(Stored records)
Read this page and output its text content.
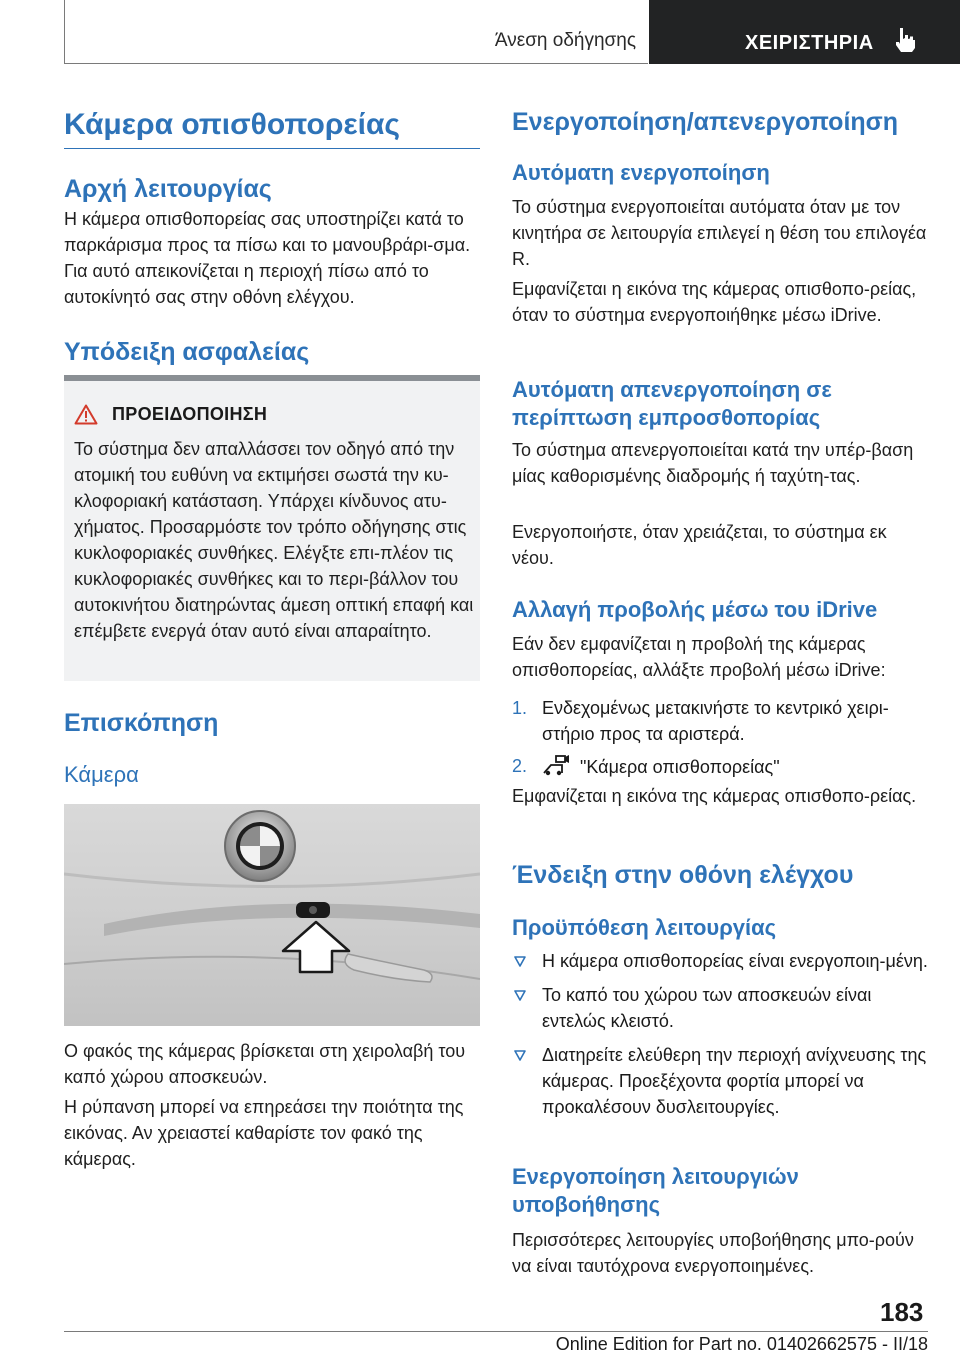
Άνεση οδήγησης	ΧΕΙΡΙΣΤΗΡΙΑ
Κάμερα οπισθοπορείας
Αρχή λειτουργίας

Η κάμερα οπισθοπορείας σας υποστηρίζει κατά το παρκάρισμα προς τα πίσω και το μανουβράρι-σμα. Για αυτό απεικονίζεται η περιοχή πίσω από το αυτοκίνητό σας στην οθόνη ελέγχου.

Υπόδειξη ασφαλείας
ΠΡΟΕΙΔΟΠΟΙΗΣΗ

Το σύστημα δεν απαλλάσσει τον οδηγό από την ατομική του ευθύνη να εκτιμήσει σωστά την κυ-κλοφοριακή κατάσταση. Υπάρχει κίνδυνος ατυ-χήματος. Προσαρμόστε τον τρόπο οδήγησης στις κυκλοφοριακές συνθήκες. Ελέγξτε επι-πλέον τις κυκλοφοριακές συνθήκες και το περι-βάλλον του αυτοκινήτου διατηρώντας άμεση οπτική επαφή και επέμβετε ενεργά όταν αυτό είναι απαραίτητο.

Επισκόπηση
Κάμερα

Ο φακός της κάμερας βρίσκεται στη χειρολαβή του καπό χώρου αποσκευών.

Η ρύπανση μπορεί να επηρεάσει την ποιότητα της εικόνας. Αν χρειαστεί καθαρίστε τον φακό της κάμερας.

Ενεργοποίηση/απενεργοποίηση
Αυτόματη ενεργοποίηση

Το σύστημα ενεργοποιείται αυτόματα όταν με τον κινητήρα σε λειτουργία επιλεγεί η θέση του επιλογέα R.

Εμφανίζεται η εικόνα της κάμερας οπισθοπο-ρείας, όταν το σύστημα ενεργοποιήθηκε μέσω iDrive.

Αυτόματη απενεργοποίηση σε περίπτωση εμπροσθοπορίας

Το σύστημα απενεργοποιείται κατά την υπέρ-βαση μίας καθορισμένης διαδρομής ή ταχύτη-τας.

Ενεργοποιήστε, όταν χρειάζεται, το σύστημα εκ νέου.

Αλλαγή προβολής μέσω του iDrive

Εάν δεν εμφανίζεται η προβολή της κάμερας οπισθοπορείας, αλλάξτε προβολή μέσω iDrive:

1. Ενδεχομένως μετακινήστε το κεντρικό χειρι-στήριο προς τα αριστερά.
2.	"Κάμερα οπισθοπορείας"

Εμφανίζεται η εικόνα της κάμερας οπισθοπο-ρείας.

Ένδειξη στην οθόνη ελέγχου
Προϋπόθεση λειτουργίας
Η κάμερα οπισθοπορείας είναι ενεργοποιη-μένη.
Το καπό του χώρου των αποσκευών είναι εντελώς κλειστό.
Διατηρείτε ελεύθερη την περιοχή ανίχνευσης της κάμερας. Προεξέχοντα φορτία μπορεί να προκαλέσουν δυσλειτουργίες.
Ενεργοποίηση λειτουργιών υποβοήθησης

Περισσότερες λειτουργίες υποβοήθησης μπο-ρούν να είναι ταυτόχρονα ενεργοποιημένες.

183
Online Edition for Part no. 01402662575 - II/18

TASK TO COMPLETE ▸ Among the lines of the data, identify those with the word "προς". Copy each of them.

RESULT OF THE EXERCISE ▸
Η κάμερα οπισθοπορείας σας υποστηρίζει κατά το παρκάρισμα προς τα πίσω και το μανουβράρι-σμα. Για αυτό απεικονίζεται η περιοχή πίσω από το αυτοκίνητό σας στην οθόνη ελέγχου.
1. Ενδεχομένως μετακινήστε το κεντρικό χειρι-στήριο προς τα αριστερά.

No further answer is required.